** Start SOURCE RECORDS **
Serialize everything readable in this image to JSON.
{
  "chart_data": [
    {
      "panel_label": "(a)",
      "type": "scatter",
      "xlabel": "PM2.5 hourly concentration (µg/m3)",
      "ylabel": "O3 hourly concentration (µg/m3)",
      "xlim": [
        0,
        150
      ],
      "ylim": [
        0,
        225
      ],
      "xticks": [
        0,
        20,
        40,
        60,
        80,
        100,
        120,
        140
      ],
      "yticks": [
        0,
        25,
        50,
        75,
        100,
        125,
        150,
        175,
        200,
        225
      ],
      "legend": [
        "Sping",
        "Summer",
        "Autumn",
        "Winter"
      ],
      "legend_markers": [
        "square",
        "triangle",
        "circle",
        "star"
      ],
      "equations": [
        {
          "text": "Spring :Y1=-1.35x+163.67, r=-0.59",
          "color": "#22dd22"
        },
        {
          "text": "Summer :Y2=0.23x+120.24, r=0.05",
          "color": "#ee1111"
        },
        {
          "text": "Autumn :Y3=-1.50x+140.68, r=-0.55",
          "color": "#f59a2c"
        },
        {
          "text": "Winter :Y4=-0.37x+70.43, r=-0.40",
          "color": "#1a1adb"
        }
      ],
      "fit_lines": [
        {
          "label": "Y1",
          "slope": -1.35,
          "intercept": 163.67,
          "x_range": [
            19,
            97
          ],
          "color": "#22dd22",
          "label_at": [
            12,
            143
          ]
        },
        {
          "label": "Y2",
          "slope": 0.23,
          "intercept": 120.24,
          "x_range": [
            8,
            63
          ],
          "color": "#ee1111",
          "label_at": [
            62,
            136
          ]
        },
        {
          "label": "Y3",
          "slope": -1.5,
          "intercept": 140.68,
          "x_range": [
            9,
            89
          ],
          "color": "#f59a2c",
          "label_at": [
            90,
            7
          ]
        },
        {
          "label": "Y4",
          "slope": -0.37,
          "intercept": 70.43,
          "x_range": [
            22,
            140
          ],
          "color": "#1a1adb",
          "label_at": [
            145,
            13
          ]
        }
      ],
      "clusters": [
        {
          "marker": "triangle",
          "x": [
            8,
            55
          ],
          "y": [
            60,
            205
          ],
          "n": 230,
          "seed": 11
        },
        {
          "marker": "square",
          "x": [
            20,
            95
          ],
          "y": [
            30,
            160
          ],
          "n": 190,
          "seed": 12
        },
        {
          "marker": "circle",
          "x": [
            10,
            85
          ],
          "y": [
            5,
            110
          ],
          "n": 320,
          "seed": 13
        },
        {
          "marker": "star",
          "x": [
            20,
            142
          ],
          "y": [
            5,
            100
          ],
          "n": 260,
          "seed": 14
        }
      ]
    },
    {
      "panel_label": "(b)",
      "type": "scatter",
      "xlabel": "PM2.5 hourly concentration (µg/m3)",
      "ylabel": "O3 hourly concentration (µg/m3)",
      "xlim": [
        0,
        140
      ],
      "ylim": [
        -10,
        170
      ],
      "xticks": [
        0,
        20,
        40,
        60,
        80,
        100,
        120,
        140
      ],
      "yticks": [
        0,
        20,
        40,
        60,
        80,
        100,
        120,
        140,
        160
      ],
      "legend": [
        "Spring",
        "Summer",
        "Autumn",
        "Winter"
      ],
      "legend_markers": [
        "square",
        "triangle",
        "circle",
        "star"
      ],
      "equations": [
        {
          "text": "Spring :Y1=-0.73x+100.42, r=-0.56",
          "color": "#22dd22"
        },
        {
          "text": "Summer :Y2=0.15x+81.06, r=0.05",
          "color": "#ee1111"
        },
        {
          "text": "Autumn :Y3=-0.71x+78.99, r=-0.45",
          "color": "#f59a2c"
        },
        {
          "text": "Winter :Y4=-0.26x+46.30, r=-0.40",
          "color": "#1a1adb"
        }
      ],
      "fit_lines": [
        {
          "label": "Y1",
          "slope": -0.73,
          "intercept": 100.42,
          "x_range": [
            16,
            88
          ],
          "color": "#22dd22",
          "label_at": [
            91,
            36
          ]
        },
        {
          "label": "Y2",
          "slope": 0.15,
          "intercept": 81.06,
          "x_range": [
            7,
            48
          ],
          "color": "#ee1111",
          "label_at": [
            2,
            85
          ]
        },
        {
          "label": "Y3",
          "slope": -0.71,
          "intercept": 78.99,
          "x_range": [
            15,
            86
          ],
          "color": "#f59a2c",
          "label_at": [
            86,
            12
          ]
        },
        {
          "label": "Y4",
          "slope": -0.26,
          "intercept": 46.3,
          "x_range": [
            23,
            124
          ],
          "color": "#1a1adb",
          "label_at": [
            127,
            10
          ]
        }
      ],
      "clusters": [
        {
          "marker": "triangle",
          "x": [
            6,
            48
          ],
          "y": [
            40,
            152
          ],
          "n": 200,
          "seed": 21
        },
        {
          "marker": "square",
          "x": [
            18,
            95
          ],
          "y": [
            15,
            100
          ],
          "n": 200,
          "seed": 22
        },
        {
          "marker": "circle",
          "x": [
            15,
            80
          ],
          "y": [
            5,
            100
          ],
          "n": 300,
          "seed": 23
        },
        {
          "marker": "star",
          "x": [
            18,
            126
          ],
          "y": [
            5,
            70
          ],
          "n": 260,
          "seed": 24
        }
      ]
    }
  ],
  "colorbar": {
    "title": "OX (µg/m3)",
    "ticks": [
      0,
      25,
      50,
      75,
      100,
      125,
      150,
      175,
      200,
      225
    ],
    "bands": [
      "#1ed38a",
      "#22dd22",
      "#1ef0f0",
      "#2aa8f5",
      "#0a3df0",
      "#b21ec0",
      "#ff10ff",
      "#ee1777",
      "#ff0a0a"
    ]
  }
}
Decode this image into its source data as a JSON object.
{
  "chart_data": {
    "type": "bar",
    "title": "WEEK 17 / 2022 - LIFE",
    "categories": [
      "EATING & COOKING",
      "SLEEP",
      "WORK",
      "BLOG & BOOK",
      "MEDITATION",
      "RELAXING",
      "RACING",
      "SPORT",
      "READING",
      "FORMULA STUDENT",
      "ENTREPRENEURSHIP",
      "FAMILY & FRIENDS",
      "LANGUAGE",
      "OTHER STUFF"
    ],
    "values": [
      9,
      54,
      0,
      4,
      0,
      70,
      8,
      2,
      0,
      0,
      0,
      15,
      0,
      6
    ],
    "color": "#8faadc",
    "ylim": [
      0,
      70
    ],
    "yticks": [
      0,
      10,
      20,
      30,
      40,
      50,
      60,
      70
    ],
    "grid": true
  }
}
** End SOURCE RECORDS **
* **SHORT EXERCISE**
Pull every line containing "Summer" out of the data above.

* **EXERCISE SOLUTION**
        "Summer",
          "text": "Summer :Y2=0.23x+120.24, r=0.05",
        "Summer",
          "text": "Summer :Y2=0.15x+81.06, r=0.05",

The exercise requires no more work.